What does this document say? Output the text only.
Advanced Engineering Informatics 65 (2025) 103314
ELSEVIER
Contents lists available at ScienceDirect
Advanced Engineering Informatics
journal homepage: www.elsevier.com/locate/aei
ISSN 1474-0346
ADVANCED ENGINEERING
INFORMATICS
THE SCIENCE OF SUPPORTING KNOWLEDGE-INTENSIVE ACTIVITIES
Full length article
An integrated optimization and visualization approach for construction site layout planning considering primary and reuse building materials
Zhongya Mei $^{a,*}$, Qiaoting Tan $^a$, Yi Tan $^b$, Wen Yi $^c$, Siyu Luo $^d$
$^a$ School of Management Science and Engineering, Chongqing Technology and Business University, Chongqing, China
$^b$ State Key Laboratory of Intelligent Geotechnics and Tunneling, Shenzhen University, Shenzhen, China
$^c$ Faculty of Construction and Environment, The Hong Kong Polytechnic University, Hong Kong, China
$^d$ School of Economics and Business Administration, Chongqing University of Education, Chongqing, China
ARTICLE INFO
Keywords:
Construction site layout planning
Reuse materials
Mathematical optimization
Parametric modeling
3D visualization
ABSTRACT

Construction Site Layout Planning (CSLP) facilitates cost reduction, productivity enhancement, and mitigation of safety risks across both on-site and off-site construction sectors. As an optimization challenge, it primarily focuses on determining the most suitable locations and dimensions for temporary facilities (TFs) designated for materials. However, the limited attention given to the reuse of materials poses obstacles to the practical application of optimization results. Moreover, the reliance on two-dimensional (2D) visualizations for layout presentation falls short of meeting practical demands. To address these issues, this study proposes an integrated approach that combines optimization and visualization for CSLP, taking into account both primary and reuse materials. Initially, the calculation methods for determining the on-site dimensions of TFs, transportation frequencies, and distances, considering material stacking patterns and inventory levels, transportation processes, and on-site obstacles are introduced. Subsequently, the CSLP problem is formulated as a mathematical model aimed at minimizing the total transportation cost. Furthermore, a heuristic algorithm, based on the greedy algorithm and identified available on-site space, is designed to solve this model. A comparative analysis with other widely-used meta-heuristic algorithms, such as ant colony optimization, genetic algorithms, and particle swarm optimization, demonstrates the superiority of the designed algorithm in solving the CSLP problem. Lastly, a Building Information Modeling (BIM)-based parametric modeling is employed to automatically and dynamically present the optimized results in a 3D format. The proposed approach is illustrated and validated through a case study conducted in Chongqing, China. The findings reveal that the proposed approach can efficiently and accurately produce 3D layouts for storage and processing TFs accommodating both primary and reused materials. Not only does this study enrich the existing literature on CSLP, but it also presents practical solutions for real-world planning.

--

Go through the material above line by line and copy it exactly.

What does this document say? Output the text only.
Advanced Engineering Informatics 65 (2025) 103314
ELSEVIER
Contents lists available at ScienceDirect
Advanced Engineering Informatics
journal homepage: www.elsevier.com/locate/aei
ISSN 1474-0346
ADVANCED ENGINEERING
INFORMATICS
THE SCIENCE OF SUPPORTING KNOWLEDGE-INTENSIVE ACTIVITIES
Full length article
An integrated optimization and visualization approach for construction site layout planning considering primary and reuse building materials
Zhongya Mei $^{a,*}$, Qiaoting Tan $^a$, Yi Tan $^b$, Wen Yi $^c$, Siyu Luo $^d$
$^a$ School of Management Science and Engineering, Chongqing Technology and Business University, Chongqing, China
$^b$ State Key Laboratory of Intelligent Geotechnics and Tunneling, Shenzhen University, Shenzhen, China
$^c$ Faculty of Construction and Environment, The Hong Kong Polytechnic University, Hong Kong, China
$^d$ School of Economics and Business Administration, Chongqing University of Education, Chongqing, China
ARTICLE INFO
Keywords:
Construction site layout planning
Reuse materials
Mathematical optimization
Parametric modeling
3D visualization
ABSTRACT

Construction Site Layout Planning (CSLP) facilitates cost reduction, productivity enhancement, and mitigation of safety risks across both on-site and off-site construction sectors. As an optimization challenge, it primarily focuses on determining the most suitable locations and dimensions for temporary facilities (TFs) designated for materials. However, the limited attention given to the reuse of materials poses obstacles to the practical application of optimization results. Moreover, the reliance on two-dimensional (2D) visualizations for layout presentation falls short of meeting practical demands. To address these issues, this study proposes an integrated approach that combines optimization and visualization for CSLP, taking into account both primary and reuse materials. Initially, the calculation methods for determining the on-site dimensions of TFs, transportation frequencies, and distances, considering material stacking patterns and inventory levels, transportation processes, and on-site obstacles are introduced. Subsequently, the CSLP problem is formulated as a mathematical model aimed at minimizing the total transportation cost. Furthermore, a heuristic algorithm, based on the greedy algorithm and identified available on-site space, is designed to solve this model. A comparative analysis with other widely-used meta-heuristic algorithms, such as ant colony optimization, genetic algorithms, and particle swarm optimization, demonstrates the superiority of the designed algorithm in solving the CSLP problem. Lastly, a Building Information Modeling (BIM)-based parametric modeling is employed to automatically and dynamically present the optimized results in a 3D format. The proposed approach is illustrated and validated through a case study conducted in Chongqing, China. The findings reveal that the proposed approach can efficiently and accurately produce 3D layouts for storage and processing TFs accommodating both primary and reused materials. Not only does this study enrich the existing literature on CSLP, but it also presents practical solutions for real-world planning.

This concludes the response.